— START OF Given records —
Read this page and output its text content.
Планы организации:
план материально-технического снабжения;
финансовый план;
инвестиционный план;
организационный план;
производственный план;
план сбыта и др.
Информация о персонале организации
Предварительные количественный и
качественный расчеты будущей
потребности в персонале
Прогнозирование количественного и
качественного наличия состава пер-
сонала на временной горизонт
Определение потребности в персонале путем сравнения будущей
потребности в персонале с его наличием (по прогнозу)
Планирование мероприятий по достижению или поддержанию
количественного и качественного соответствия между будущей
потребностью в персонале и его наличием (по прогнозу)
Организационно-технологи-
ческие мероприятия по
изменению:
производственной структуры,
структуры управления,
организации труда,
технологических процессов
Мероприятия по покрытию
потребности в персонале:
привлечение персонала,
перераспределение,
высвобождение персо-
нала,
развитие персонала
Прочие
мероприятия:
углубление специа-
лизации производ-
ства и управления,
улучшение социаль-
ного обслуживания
— END OF Given records —
**Task directions:**
Search the data for "качественного" and list every line in which it occurs.

**Response to this task:**
качественного наличия состава пер-
количественного и качественного соответствия между будущей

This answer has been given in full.